**EXERCISE OBJECTIVE**
Retype each line exactly. Skip images.
+ + +
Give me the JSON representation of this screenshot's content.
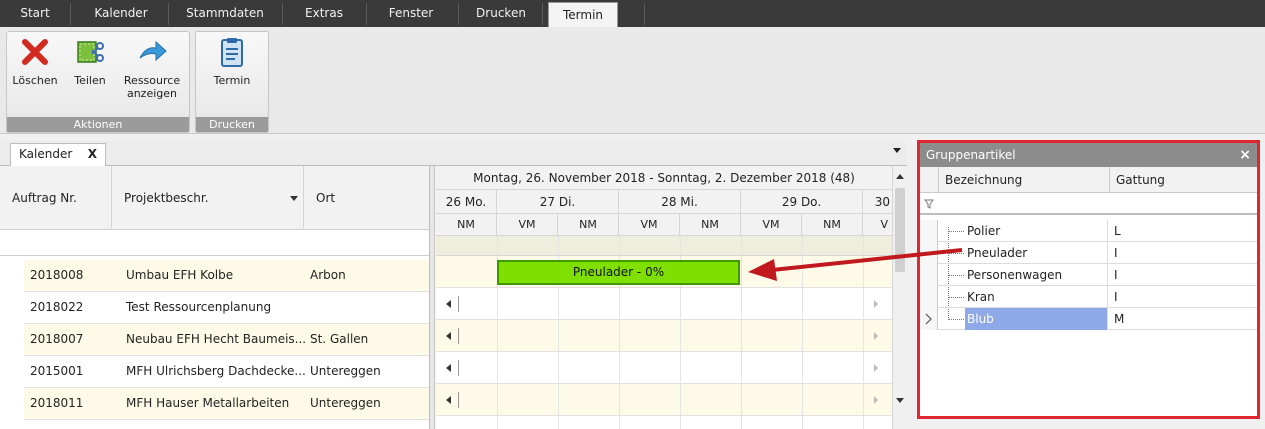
{
  "menu": {
    "tabs": [
      "Start",
      "Kalender",
      "Stammdaten",
      "Extras",
      "Fenster",
      "Drucken",
      "Termin"
    ],
    "active": "Termin"
  },
  "ribbon": {
    "groups": [
      {
        "label": "Aktionen",
        "buttons": [
          {
            "label": "Löschen",
            "icon": "delete-x-icon"
          },
          {
            "label": "Teilen",
            "icon": "split-icon"
          },
          {
            "label": "Ressource anzeigen",
            "icon": "arrow-right-icon"
          }
        ]
      },
      {
        "label": "Drucken",
        "buttons": [
          {
            "label": "Termin",
            "icon": "clipboard-icon"
          }
        ]
      }
    ]
  },
  "doc_tab": {
    "label": "Kalender",
    "close": "X"
  },
  "grid": {
    "columns": [
      "Auftrag Nr.",
      "Projektbeschr.",
      "Ort"
    ],
    "rows": [
      {
        "nr": "2018008",
        "desc": "Umbau EFH Kolbe",
        "ort": "Arbon"
      },
      {
        "nr": "2018022",
        "desc": "Test Ressourcenplanung",
        "ort": ""
      },
      {
        "nr": "2018007",
        "desc": "Neubau EFH Hecht Baumeis...",
        "ort": "St. Gallen"
      },
      {
        "nr": "2015001",
        "desc": "MFH Ulrichsberg Dachdecke...",
        "ort": "Untereggen"
      },
      {
        "nr": "2018011",
        "desc": "MFH Hauser Metallarbeiten",
        "ort": "Untereggen"
      }
    ]
  },
  "scheduler": {
    "range": "Montag, 26. November 2018 - Sonntag, 2. Dezember 2018 (48)",
    "days": [
      "26 Mo.",
      "27 Di.",
      "28 Mi.",
      "29 Do.",
      "30"
    ],
    "halves": [
      "NM",
      "VM",
      "NM",
      "VM",
      "NM",
      "VM",
      "NM",
      "V"
    ],
    "appointment": "Pneulader - 0%"
  },
  "panel": {
    "title": "Gruppenartikel",
    "close": "×",
    "columns": [
      "Bezeichnung",
      "Gattung"
    ],
    "items": [
      {
        "name": "Polier",
        "gattung": "L"
      },
      {
        "name": "Pneulader",
        "gattung": "I"
      },
      {
        "name": "Personenwagen",
        "gattung": "I"
      },
      {
        "name": "Kran",
        "gattung": "I"
      },
      {
        "name": "Blub",
        "gattung": "M"
      }
    ],
    "selected": "Blub",
    "accent": "#e0262e"
  },
  "colors": {
    "appointment_fill": "#7fe000",
    "arrow": "#c0191e",
    "selection": "#8fa8e8"
  }
}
+ + +
**EXERCISE SOLUTION**
Give me the JSON representation of this screenshot's content.
{
  "menu": {
    "tabs": [
      "Start",
      "Kalender",
      "Stammdaten",
      "Extras",
      "Fenster",
      "Drucken",
      "Termin"
    ],
    "active": "Termin"
  },
  "ribbon": {
    "groups": [
      {
        "label": "Aktionen",
        "buttons": [
          {
            "label": "Löschen",
            "icon": "delete-x-icon"
          },
          {
            "label": "Teilen",
            "icon": "split-icon"
          },
          {
            "label": "Ressource anzeigen",
            "icon": "arrow-right-icon"
          }
        ]
      },
      {
        "label": "Drucken",
        "buttons": [
          {
            "label": "Termin",
            "icon": "clipboard-icon"
          }
        ]
      }
    ]
  },
  "doc_tab": {
    "label": "Kalender",
    "close": "X"
  },
  "grid": {
    "columns": [
      "Auftrag Nr.",
      "Projektbeschr.",
      "Ort"
    ],
    "rows": [
      {
        "nr": "2018008",
        "desc": "Umbau EFH Kolbe",
        "ort": "Arbon"
      },
      {
        "nr": "2018022",
        "desc": "Test Ressourcenplanung",
        "ort": ""
      },
      {
        "nr": "2018007",
        "desc": "Neubau EFH Hecht Baumeis...",
        "ort": "St. Gallen"
      },
      {
        "nr": "2015001",
        "desc": "MFH Ulrichsberg Dachdecke...",
        "ort": "Untereggen"
      },
      {
        "nr": "2018011",
        "desc": "MFH Hauser Metallarbeiten",
        "ort": "Untereggen"
      }
    ]
  },
  "scheduler": {
    "range": "Montag, 26. November 2018 - Sonntag, 2. Dezember 2018 (48)",
    "days": [
      "26 Mo.",
      "27 Di.",
      "28 Mi.",
      "29 Do.",
      "30"
    ],
    "halves": [
      "NM",
      "VM",
      "NM",
      "VM",
      "NM",
      "VM",
      "NM",
      "V"
    ],
    "appointment": "Pneulader - 0%"
  },
  "panel": {
    "title": "Gruppenartikel",
    "close": "×",
    "columns": [
      "Bezeichnung",
      "Gattung"
    ],
    "items": [
      {
        "name": "Polier",
        "gattung": "L"
      },
      {
        "name": "Pneulader",
        "gattung": "I"
      },
      {
        "name": "Personenwagen",
        "gattung": "I"
      },
      {
        "name": "Kran",
        "gattung": "I"
      },
      {
        "name": "Blub",
        "gattung": "M"
      }
    ],
    "selected": "Blub",
    "accent": "#e0262e"
  },
  "colors": {
    "appointment_fill": "#7fe000",
    "arrow": "#c0191e",
    "selection": "#8fa8e8"
  }
}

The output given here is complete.